### Material

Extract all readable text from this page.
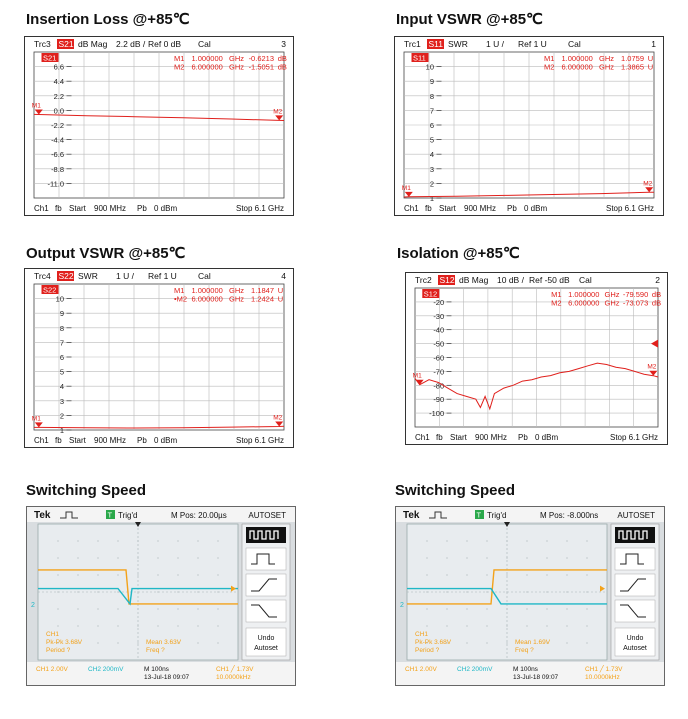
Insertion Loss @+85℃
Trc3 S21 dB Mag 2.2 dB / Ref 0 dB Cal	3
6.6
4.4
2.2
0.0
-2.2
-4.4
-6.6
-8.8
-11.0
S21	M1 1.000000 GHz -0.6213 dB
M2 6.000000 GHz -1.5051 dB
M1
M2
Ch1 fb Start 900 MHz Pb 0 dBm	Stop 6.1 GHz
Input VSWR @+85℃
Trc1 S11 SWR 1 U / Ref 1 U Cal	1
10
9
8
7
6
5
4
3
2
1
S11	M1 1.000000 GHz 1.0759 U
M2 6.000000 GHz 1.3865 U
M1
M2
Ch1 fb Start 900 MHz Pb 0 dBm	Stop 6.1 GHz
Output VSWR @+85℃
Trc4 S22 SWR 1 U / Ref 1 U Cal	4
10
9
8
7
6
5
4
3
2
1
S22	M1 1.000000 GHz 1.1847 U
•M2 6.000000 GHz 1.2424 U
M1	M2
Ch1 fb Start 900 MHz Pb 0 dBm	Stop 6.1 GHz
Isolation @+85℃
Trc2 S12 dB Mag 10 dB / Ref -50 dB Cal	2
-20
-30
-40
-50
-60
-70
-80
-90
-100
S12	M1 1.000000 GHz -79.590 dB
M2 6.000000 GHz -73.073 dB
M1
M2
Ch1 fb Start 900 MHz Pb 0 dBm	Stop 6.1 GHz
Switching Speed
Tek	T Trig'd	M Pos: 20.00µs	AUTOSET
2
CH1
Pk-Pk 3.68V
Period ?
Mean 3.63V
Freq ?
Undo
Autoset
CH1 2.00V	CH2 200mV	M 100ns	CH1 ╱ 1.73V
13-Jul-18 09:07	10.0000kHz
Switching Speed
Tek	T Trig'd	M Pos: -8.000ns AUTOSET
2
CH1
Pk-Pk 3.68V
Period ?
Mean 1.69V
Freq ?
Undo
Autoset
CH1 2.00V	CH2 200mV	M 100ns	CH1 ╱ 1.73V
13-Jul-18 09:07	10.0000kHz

######
### Material

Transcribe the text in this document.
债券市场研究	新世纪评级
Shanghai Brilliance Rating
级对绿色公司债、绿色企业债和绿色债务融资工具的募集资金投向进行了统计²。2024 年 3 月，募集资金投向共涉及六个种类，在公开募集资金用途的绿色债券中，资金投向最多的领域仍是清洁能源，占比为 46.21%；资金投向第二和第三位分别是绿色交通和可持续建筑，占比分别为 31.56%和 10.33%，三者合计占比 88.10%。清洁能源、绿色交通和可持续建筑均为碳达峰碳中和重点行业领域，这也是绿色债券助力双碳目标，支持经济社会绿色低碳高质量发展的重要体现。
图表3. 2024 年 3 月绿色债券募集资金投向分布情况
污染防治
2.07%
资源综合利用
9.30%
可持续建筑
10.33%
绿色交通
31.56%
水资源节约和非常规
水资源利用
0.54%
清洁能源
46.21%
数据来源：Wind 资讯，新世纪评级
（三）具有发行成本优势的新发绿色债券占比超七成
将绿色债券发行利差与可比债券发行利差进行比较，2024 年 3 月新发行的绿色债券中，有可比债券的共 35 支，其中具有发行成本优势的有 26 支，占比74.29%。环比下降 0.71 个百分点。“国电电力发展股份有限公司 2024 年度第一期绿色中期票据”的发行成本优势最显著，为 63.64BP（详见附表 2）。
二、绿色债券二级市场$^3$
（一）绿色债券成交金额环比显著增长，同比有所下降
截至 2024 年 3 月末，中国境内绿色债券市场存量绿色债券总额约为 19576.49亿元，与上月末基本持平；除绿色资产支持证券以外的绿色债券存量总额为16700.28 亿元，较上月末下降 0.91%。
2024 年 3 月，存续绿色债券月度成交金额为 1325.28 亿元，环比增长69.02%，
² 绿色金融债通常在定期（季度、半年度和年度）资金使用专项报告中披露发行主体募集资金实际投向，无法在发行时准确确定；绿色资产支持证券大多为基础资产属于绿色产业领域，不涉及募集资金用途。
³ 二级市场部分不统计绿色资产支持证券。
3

######

Your instructions: Identify all lines in the records above with the word "Trig".

Task result:
Tek	T Trig'd	M Pos: 20.00µs	AUTOSET
Tek	T Trig'd	M Pos: -8.000ns AUTOSET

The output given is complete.